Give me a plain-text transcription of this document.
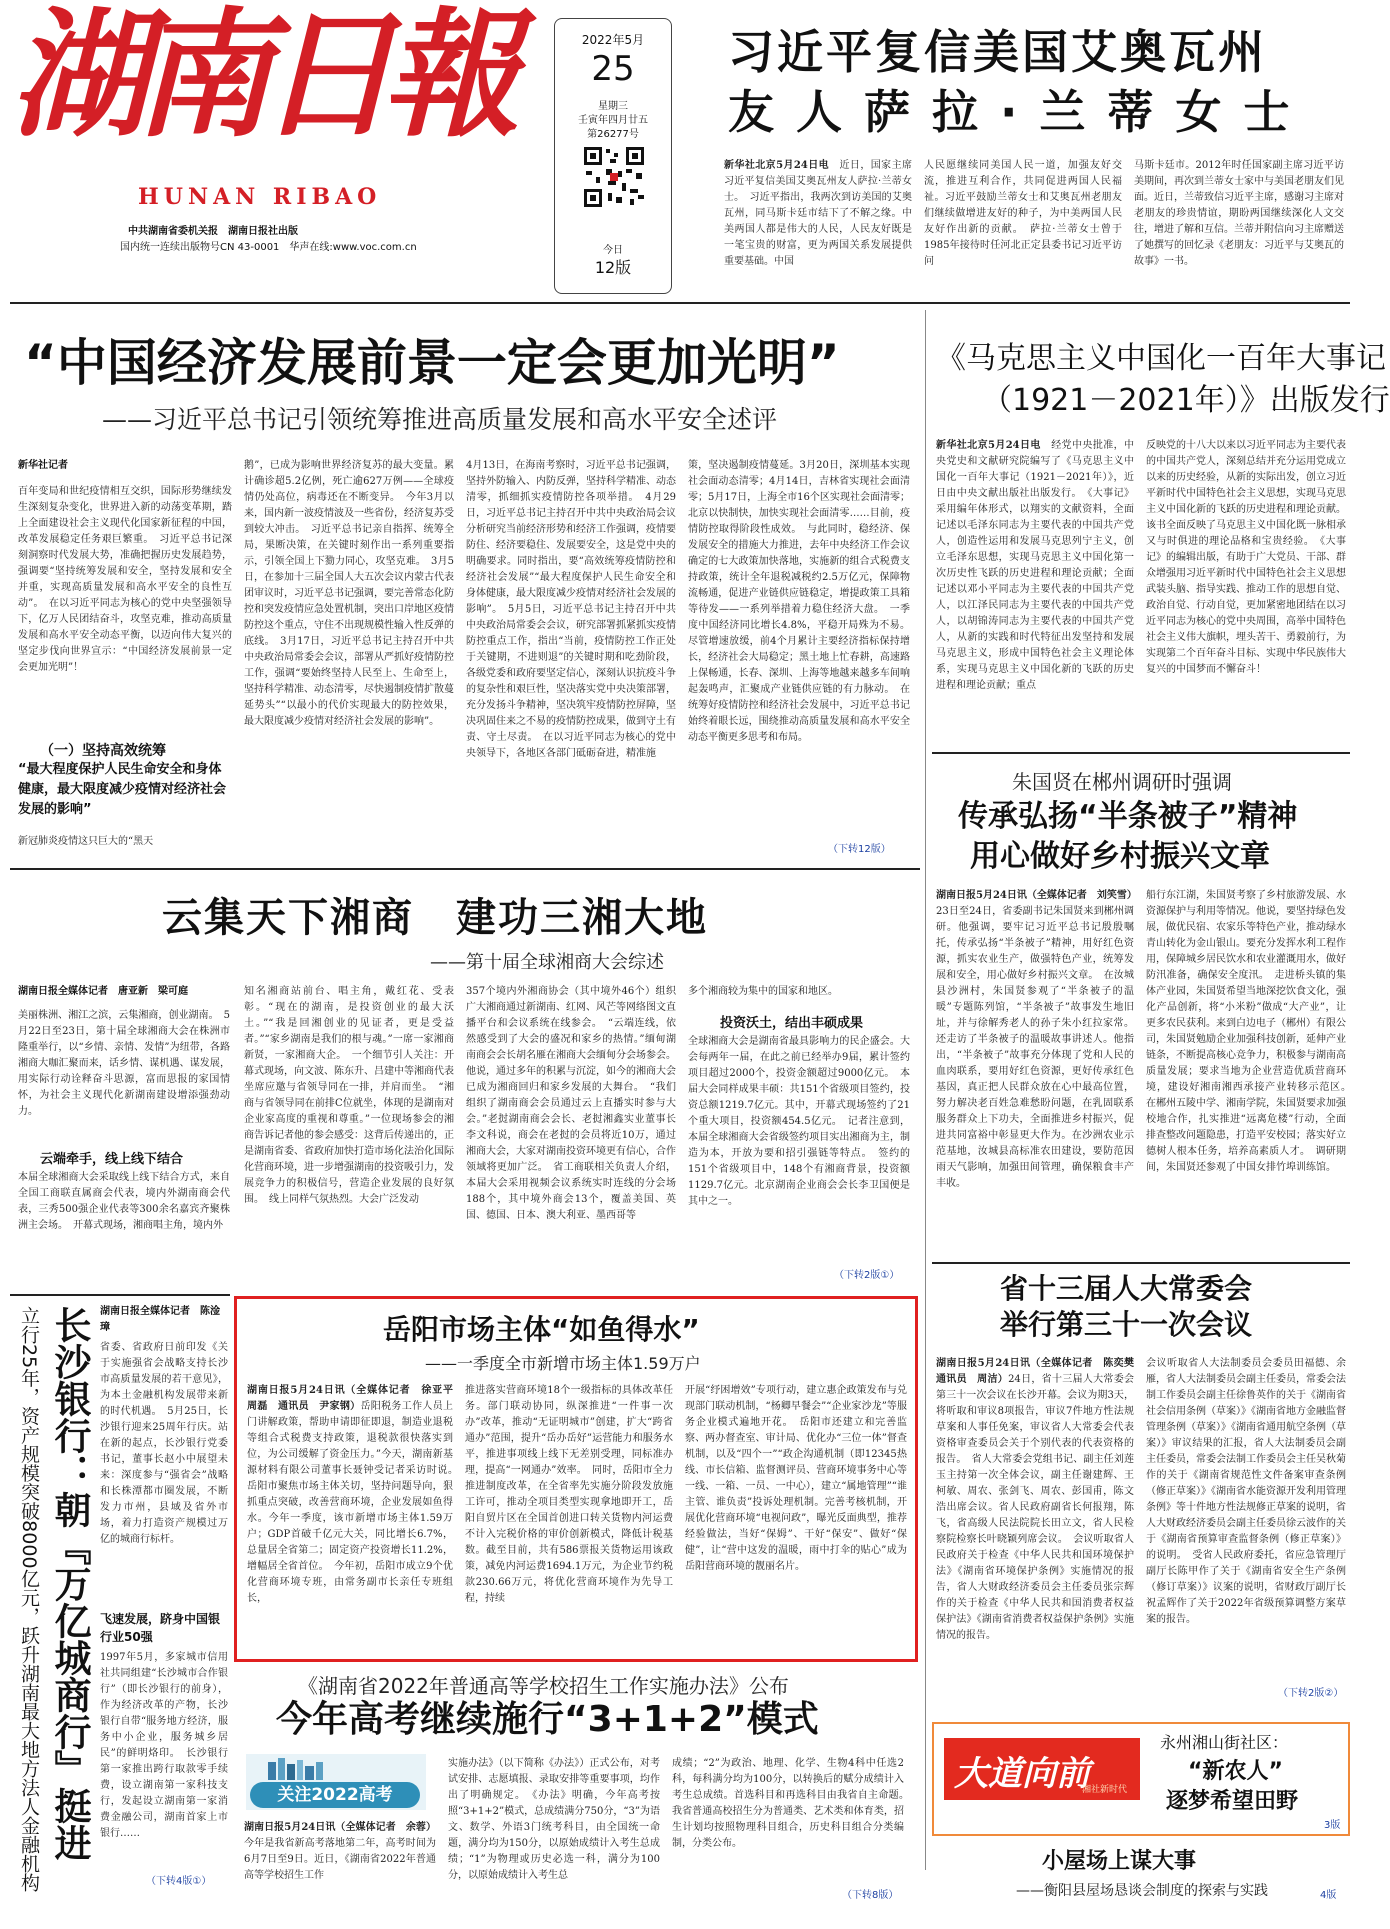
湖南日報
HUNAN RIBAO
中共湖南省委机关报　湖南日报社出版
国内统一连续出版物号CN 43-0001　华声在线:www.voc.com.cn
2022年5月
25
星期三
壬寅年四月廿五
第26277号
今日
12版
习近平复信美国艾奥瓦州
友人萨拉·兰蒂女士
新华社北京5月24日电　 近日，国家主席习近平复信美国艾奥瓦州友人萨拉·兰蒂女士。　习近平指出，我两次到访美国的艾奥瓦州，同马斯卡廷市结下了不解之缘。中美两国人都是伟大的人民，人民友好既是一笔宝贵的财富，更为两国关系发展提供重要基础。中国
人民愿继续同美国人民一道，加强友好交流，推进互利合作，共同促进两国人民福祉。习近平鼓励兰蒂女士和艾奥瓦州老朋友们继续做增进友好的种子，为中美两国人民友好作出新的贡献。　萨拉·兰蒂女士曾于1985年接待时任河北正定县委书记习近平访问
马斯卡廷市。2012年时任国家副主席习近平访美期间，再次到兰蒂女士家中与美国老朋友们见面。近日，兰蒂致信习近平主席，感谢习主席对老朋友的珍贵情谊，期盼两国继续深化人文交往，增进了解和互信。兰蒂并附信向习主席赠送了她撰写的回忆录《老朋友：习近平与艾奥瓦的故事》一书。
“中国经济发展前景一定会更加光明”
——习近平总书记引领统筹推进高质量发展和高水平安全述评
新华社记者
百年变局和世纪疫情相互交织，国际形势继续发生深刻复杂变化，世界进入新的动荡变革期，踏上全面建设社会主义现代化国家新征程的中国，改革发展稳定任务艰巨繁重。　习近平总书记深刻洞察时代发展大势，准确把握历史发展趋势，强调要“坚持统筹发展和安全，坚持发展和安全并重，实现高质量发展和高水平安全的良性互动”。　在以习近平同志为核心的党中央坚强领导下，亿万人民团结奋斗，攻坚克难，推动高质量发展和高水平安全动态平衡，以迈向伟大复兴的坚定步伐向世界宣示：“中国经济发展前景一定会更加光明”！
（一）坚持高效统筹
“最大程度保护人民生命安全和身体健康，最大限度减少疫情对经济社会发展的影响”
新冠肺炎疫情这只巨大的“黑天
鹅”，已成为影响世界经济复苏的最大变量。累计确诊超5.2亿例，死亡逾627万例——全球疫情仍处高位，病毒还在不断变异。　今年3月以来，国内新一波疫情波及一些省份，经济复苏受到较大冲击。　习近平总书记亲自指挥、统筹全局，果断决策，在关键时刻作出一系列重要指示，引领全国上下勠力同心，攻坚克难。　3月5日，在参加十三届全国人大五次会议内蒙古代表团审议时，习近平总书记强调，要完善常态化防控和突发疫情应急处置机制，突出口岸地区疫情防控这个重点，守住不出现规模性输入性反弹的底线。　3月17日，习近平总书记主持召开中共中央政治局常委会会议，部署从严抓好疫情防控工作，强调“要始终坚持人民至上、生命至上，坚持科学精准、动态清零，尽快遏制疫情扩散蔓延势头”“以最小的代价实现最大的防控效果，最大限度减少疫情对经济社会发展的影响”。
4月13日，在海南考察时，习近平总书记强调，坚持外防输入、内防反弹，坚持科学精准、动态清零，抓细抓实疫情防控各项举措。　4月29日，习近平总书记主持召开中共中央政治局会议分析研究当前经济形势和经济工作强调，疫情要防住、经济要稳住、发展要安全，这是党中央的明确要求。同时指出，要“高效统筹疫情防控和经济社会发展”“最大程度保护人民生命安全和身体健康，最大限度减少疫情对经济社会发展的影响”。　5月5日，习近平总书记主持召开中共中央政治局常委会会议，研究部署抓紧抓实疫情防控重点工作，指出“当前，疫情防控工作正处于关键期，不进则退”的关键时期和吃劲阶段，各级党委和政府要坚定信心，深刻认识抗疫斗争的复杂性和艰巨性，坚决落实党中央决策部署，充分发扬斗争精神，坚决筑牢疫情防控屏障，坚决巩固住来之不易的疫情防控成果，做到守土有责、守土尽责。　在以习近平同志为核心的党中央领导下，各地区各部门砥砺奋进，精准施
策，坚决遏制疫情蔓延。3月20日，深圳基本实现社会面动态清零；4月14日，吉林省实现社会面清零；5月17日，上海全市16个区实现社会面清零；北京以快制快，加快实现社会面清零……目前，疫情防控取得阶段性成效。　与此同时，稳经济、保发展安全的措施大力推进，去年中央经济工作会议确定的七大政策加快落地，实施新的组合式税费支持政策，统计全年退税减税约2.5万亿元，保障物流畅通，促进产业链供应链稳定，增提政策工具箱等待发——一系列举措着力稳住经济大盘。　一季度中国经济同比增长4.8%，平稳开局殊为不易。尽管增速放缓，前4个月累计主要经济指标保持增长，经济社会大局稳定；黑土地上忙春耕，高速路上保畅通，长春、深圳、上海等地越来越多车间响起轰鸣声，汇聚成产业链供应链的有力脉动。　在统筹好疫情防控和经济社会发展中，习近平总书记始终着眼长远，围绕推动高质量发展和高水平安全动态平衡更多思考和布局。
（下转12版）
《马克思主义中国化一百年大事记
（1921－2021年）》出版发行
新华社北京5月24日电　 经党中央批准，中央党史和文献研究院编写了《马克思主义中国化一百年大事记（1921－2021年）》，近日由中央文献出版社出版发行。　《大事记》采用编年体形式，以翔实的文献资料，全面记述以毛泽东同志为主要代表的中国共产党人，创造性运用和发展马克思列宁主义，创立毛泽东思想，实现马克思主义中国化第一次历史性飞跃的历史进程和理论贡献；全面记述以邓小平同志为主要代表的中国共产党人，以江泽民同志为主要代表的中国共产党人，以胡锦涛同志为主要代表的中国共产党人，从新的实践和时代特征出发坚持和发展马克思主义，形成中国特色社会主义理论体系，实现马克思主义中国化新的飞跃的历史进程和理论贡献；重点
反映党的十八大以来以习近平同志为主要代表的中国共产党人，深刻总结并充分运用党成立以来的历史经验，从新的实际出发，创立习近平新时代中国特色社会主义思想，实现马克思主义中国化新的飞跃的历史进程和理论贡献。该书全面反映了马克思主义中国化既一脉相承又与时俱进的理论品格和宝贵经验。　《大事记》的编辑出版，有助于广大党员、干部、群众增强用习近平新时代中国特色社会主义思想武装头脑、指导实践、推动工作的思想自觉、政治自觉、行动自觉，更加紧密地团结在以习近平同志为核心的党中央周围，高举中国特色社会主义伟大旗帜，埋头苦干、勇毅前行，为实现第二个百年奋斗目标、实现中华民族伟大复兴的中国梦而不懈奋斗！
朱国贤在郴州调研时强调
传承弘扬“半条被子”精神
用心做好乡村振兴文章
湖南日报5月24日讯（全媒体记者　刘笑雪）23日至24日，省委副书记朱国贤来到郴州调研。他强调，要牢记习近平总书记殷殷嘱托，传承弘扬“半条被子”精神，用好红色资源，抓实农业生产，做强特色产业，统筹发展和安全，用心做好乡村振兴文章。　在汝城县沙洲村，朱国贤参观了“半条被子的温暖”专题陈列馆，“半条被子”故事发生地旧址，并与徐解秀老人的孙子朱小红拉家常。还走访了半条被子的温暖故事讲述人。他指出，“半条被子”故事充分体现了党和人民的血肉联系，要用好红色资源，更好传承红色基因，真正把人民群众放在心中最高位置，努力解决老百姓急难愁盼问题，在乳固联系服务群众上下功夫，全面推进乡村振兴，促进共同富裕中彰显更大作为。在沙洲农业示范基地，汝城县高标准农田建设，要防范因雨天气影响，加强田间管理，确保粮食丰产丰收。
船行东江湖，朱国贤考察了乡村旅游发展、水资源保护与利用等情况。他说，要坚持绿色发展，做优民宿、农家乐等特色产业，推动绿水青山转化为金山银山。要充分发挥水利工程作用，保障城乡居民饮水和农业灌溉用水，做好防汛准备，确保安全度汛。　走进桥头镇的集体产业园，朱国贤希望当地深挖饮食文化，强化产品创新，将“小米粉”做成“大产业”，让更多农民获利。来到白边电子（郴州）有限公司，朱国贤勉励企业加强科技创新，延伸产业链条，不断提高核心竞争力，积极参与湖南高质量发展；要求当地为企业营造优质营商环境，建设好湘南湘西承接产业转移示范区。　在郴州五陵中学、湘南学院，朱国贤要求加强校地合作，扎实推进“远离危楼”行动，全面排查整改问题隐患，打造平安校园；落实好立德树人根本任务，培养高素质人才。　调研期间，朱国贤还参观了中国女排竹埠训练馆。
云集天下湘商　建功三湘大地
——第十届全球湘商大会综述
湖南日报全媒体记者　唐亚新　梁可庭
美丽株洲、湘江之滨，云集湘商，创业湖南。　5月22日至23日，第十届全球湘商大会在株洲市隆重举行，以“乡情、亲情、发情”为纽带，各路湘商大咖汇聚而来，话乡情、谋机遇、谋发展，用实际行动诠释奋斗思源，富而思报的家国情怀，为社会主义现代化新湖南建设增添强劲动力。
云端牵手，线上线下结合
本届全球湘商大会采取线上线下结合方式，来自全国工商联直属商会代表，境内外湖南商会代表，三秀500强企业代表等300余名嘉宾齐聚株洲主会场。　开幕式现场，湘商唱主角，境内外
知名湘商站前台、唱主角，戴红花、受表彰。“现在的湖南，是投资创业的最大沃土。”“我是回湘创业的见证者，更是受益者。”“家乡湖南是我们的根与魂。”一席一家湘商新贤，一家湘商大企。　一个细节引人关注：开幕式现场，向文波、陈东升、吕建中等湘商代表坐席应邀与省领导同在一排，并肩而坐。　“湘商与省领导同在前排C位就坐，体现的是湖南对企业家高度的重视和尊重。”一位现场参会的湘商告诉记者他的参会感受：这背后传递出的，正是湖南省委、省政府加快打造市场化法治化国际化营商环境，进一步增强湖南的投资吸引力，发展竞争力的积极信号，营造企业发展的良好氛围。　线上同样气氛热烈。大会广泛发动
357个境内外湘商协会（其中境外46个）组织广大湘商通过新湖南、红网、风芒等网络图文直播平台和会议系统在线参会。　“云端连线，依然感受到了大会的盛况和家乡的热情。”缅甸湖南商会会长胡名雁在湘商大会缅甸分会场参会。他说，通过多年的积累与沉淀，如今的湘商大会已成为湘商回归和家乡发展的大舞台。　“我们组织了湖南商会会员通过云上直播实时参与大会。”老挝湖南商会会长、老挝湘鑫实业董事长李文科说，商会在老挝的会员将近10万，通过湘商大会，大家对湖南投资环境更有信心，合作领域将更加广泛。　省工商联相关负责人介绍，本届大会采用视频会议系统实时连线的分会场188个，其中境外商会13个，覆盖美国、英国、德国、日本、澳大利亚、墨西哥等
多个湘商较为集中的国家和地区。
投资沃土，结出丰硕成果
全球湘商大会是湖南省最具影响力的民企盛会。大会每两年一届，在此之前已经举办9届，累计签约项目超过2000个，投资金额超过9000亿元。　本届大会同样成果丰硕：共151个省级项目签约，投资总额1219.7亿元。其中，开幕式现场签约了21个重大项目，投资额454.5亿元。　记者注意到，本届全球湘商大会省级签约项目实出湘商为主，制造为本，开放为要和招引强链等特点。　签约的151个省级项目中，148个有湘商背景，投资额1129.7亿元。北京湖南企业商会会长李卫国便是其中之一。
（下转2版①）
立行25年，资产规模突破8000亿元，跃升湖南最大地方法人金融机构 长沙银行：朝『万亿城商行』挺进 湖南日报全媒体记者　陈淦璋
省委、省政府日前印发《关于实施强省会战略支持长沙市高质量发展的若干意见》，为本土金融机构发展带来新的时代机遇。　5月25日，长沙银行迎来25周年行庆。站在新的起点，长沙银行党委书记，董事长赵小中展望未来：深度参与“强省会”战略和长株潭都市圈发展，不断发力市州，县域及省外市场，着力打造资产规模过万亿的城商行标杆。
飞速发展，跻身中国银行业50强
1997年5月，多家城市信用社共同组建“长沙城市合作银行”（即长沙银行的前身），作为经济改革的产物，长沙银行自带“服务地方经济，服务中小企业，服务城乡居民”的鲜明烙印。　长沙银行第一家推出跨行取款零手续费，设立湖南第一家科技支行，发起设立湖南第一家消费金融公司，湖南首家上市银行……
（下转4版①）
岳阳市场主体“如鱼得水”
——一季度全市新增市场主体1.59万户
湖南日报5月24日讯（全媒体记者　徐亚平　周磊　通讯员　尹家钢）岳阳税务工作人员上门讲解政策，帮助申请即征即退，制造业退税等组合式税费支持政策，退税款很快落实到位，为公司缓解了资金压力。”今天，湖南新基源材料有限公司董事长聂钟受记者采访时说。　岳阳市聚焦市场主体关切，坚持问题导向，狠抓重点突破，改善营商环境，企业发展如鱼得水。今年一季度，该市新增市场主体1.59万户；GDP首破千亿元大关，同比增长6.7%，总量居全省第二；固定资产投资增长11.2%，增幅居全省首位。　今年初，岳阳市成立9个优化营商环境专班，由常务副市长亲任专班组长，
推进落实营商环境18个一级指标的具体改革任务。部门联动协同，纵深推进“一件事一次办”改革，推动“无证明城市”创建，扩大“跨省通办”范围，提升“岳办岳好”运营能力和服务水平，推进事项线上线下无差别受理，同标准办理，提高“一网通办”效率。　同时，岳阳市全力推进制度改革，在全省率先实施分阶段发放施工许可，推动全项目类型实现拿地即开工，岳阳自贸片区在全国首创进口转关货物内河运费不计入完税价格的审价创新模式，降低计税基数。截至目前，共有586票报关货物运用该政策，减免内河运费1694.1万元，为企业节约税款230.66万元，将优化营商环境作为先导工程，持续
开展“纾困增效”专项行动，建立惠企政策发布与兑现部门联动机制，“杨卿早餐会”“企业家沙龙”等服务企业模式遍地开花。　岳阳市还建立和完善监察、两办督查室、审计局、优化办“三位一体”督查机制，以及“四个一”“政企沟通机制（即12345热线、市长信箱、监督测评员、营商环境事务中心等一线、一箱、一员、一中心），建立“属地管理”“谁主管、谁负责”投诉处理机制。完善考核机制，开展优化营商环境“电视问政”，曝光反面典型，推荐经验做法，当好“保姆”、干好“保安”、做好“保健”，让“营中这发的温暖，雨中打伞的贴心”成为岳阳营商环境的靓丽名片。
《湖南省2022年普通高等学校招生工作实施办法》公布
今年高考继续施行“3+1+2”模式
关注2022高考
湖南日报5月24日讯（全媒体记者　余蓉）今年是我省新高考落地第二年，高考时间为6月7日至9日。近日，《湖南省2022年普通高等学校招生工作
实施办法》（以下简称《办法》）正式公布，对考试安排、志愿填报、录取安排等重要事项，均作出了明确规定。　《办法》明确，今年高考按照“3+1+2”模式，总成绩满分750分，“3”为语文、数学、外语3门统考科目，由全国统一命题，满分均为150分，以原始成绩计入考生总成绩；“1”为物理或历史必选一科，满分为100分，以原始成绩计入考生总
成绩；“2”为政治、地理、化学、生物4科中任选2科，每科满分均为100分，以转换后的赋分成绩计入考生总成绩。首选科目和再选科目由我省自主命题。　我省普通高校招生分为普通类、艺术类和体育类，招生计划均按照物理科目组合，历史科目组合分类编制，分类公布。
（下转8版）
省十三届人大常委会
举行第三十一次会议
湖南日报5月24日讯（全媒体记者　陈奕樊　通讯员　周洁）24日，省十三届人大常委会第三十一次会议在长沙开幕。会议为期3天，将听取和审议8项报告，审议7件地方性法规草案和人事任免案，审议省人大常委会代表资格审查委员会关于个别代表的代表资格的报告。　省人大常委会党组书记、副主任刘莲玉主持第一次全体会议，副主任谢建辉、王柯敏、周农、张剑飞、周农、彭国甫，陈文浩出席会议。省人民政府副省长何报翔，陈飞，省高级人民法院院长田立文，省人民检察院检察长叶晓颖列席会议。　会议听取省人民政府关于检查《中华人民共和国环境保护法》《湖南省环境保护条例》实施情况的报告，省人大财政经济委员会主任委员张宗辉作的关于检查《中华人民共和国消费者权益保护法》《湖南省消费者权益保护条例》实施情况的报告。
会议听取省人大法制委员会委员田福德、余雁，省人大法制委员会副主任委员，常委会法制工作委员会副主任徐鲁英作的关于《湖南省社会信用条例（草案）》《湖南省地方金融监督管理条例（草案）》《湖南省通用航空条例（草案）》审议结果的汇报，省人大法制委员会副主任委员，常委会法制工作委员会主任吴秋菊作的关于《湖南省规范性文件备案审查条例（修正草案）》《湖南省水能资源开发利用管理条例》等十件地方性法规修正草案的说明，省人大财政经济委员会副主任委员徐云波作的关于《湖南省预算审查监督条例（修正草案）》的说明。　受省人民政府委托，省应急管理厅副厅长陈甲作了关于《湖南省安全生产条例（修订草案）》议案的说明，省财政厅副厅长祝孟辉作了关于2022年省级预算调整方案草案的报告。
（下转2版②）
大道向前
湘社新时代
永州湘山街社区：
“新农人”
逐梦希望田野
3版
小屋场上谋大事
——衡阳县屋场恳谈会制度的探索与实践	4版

========================================

Problem requirements
Identify how many lines in the entries above include the string "中国经济发展前景一定会更加光明", then state that number alone.

Solution
2